(Request):
Below you will find a set of lines. Repeat them all exactly.

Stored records
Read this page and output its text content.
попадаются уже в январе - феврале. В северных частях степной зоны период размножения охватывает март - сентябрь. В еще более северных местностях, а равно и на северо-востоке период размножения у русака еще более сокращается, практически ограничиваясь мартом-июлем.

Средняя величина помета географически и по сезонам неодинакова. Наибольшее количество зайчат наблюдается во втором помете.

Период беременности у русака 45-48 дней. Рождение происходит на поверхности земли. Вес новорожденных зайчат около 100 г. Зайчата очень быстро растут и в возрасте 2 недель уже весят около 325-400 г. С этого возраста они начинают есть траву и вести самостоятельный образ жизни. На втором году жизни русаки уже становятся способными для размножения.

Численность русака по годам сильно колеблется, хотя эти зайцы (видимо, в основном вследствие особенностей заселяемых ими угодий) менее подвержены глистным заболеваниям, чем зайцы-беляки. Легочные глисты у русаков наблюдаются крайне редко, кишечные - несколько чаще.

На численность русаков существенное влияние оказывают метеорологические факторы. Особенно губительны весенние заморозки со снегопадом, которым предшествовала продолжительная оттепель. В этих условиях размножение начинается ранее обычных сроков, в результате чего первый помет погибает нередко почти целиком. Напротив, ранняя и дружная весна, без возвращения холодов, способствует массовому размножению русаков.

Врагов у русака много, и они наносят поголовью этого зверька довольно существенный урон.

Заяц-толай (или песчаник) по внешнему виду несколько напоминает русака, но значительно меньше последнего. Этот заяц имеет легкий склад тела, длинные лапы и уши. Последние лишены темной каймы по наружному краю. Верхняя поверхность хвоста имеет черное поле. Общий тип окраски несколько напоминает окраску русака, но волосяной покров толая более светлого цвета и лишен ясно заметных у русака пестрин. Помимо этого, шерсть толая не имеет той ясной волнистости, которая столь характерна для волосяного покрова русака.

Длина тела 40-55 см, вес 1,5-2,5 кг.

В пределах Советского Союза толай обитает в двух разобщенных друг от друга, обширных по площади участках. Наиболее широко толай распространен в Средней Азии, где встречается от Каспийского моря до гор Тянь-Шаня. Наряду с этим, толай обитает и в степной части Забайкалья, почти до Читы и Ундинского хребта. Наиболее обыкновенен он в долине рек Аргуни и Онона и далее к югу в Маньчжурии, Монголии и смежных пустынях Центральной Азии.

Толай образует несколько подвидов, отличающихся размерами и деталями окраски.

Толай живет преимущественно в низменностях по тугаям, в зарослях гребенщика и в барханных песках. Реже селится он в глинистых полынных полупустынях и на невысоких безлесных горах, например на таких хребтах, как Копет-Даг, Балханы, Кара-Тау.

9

(Written answer):
Read this page and output its text content.
попадаются уже в январе - феврале. В северных частях степной зоны период размножения охватывает март - сентябрь. В еще более северных местностях, а равно и на северо-востоке период размножения у русака еще более сокращается, практически ограничиваясь мартом-июлем.

Средняя величина помета географически и по сезонам неодинакова. Наибольшее количество зайчат наблюдается во втором помете.

Период беременности у русака 45-48 дней. Рождение происходит на поверхности земли. Вес новорожденных зайчат около 100 г. Зайчата очень быстро растут и в возрасте 2 недель уже весят около 325-400 г. С этого возраста они начинают есть траву и вести самостоятельный образ жизни. На втором году жизни русаки уже становятся способными для размножения.

Численность русака по годам сильно колеблется, хотя эти зайцы (видимо, в основном вследствие особенностей заселяемых ими угодий) менее подвержены глистным заболеваниям, чем зайцы-беляки. Легочные глисты у русаков наблюдаются крайне редко, кишечные - несколько чаще.

На численность русаков существенное влияние оказывают метеорологические факторы. Особенно губительны весенние заморозки со снегопадом, которым предшествовала продолжительная оттепель. В этих условиях размножение начинается ранее обычных сроков, в результате чего первый помет погибает нередко почти целиком. Напротив, ранняя и дружная весна, без возвращения холодов, способствует массовому размножению русаков.

Врагов у русака много, и они наносят поголовью этого зверька довольно существенный урон.

Заяц-толай (или песчаник) по внешнему виду несколько напоминает русака, но значительно меньше последнего. Этот заяц имеет легкий склад тела, длинные лапы и уши. Последние лишены темной каймы по наружному краю. Верхняя поверхность хвоста имеет черное поле. Общий тип окраски несколько напоминает окраску русака, но волосяной покров толая более светлого цвета и лишен ясно заметных у русака пестрин. Помимо этого, шерсть толая не имеет той ясной волнистости, которая столь характерна для волосяного покрова русака.

Длина тела 40-55 см, вес 1,5-2,5 кг.

В пределах Советского Союза толай обитает в двух разобщенных друг от друга, обширных по площади участках. Наиболее широко толай распространен в Средней Азии, где встречается от Каспийского моря до гор Тянь-Шаня. Наряду с этим, толай обитает и в степной части Забайкалья, почти до Читы и Ундинского хребта. Наиболее обыкновенен он в долине рек Аргуни и Онона и далее к югу в Маньчжурии, Монголии и смежных пустынях Центральной Азии.

Толай образует несколько подвидов, отличающихся размерами и деталями окраски.

Толай живет преимущественно в низменностях по тугаям, в зарослях гребенщика и в барханных песках. Реже селится он в глинистых полынных полупустынях и на невысоких безлесных горах, например на таких хребтах, как Копет-Даг, Балханы, Кара-Тау.

9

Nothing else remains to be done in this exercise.